Dataset rows:
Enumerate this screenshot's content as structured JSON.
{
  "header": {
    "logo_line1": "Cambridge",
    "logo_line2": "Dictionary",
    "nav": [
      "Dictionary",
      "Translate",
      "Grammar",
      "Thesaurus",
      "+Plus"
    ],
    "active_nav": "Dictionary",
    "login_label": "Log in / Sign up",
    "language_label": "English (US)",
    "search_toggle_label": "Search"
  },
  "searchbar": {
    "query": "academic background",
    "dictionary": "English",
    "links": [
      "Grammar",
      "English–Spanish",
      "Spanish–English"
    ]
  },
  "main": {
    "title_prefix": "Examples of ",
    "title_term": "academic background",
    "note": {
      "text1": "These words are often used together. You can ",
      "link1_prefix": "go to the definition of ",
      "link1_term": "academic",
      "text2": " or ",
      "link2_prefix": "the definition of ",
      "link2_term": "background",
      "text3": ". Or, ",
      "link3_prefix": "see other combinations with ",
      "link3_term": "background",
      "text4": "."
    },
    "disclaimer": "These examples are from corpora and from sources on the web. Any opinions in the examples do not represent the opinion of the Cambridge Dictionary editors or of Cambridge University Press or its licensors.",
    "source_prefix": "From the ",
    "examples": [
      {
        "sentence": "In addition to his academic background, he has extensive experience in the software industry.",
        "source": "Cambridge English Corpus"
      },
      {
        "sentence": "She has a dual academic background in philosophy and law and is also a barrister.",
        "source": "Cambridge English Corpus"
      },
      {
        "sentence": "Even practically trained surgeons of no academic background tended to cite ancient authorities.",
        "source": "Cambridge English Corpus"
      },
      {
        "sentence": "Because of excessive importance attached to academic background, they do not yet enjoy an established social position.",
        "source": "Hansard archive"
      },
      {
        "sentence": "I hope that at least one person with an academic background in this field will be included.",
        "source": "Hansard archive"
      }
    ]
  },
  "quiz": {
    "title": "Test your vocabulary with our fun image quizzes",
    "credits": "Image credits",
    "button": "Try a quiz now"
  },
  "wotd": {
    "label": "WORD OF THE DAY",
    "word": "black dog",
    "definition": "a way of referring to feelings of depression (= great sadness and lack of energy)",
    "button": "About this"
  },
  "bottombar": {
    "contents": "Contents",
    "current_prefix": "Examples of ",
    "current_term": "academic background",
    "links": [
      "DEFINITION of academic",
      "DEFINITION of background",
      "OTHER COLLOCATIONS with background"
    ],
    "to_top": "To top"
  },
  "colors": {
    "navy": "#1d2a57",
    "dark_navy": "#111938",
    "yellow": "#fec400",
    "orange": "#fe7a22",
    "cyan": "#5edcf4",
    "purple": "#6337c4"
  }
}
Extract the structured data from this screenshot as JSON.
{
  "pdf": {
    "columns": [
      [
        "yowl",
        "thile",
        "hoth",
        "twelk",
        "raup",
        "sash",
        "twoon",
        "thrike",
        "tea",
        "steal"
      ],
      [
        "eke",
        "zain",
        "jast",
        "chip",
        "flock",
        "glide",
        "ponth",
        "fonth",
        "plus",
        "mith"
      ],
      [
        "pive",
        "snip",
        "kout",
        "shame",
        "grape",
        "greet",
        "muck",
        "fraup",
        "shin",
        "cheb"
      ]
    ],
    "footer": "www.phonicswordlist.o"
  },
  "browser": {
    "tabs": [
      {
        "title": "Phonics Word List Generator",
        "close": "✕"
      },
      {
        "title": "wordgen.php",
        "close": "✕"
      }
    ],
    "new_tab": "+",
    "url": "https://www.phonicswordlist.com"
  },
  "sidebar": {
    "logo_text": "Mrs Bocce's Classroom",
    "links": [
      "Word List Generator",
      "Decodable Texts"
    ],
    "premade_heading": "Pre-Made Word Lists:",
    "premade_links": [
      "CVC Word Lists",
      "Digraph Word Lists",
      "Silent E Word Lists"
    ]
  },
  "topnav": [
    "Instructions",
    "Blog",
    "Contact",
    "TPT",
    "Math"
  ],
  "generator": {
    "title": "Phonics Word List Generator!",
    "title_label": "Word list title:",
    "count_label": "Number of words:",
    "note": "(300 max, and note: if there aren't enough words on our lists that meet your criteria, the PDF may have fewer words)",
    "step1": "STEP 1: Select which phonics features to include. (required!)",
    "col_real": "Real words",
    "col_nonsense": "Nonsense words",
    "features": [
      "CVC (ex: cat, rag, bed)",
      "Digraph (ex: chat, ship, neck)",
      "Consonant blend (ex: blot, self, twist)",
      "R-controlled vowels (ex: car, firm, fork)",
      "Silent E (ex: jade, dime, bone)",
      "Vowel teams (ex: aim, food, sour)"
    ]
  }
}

Task goal: Could you reproduce every record above exactly as it appears?

Output for this exercise:
Enumerate this screenshot's content as structured JSON.
{
  "header": {
    "logo_line1": "Cambridge",
    "logo_line2": "Dictionary",
    "nav": [
      "Dictionary",
      "Translate",
      "Grammar",
      "Thesaurus",
      "+Plus"
    ],
    "active_nav": "Dictionary",
    "login_label": "Log in / Sign up",
    "language_label": "English (US)",
    "search_toggle_label": "Search"
  },
  "searchbar": {
    "query": "academic background",
    "dictionary": "English",
    "links": [
      "Grammar",
      "English–Spanish",
      "Spanish–English"
    ]
  },
  "main": {
    "title_prefix": "Examples of ",
    "title_term": "academic background",
    "note": {
      "text1": "These words are often used together. You can ",
      "link1_prefix": "go to the definition of ",
      "link1_term": "academic",
      "text2": " or ",
      "link2_prefix": "the definition of ",
      "link2_term": "background",
      "text3": ". Or, ",
      "link3_prefix": "see other combinations with ",
      "link3_term": "background",
      "text4": "."
    },
    "disclaimer": "These examples are from corpora and from sources on the web. Any opinions in the examples do not represent the opinion of the Cambridge Dictionary editors or of Cambridge University Press or its licensors.",
    "source_prefix": "From the ",
    "examples": [
      {
        "sentence": "In addition to his academic background, he has extensive experience in the software industry.",
        "source": "Cambridge English Corpus"
      },
      {
        "sentence": "She has a dual academic background in philosophy and law and is also a barrister.",
        "source": "Cambridge English Corpus"
      },
      {
        "sentence": "Even practically trained surgeons of no academic background tended to cite ancient authorities.",
        "source": "Cambridge English Corpus"
      },
      {
        "sentence": "Because of excessive importance attached to academic background, they do not yet enjoy an established social position.",
        "source": "Hansard archive"
      },
      {
        "sentence": "I hope that at least one person with an academic background in this field will be included.",
        "source": "Hansard archive"
      }
    ]
  },
  "quiz": {
    "title": "Test your vocabulary with our fun image quizzes",
    "credits": "Image credits",
    "button": "Try a quiz now"
  },
  "wotd": {
    "label": "WORD OF THE DAY",
    "word": "black dog",
    "definition": "a way of referring to feelings of depression (= great sadness and lack of energy)",
    "button": "About this"
  },
  "bottombar": {
    "contents": "Contents",
    "current_prefix": "Examples of ",
    "current_term": "academic background",
    "links": [
      "DEFINITION of academic",
      "DEFINITION of background",
      "OTHER COLLOCATIONS with background"
    ],
    "to_top": "To top"
  },
  "colors": {
    "navy": "#1d2a57",
    "dark_navy": "#111938",
    "yellow": "#fec400",
    "orange": "#fe7a22",
    "cyan": "#5edcf4",
    "purple": "#6337c4"
  }
}
Extract the structured data from this screenshot as JSON.
{
  "pdf": {
    "columns": [
      [
        "yowl",
        "thile",
        "hoth",
        "twelk",
        "raup",
        "sash",
        "twoon",
        "thrike",
        "tea",
        "steal"
      ],
      [
        "eke",
        "zain",
        "jast",
        "chip",
        "flock",
        "glide",
        "ponth",
        "fonth",
        "plus",
        "mith"
      ],
      [
        "pive",
        "snip",
        "kout",
        "shame",
        "grape",
        "greet",
        "muck",
        "fraup",
        "shin",
        "cheb"
      ]
    ],
    "footer": "www.phonicswordlist.o"
  },
  "browser": {
    "tabs": [
      {
        "title": "Phonics Word List Generator",
        "close": "✕"
      },
      {
        "title": "wordgen.php",
        "close": "✕"
      }
    ],
    "new_tab": "+",
    "url": "https://www.phonicswordlist.com"
  },
  "sidebar": {
    "logo_text": "Mrs Bocce's Classroom",
    "links": [
      "Word List Generator",
      "Decodable Texts"
    ],
    "premade_heading": "Pre-Made Word Lists:",
    "premade_links": [
      "CVC Word Lists",
      "Digraph Word Lists",
      "Silent E Word Lists"
    ]
  },
  "topnav": [
    "Instructions",
    "Blog",
    "Contact",
    "TPT",
    "Math"
  ],
  "generator": {
    "title": "Phonics Word List Generator!",
    "title_label": "Word list title:",
    "count_label": "Number of words:",
    "note": "(300 max, and note: if there aren't enough words on our lists that meet your criteria, the PDF may have fewer words)",
    "step1": "STEP 1: Select which phonics features to include. (required!)",
    "col_real": "Real words",
    "col_nonsense": "Nonsense words",
    "features": [
      "CVC (ex: cat, rag, bed)",
      "Digraph (ex: chat, ship, neck)",
      "Consonant blend (ex: blot, self, twist)",
      "R-controlled vowels (ex: car, firm, fork)",
      "Silent E (ex: jade, dime, bone)",
      "Vowel teams (ex: aim, food, sour)"
    ]
  }
}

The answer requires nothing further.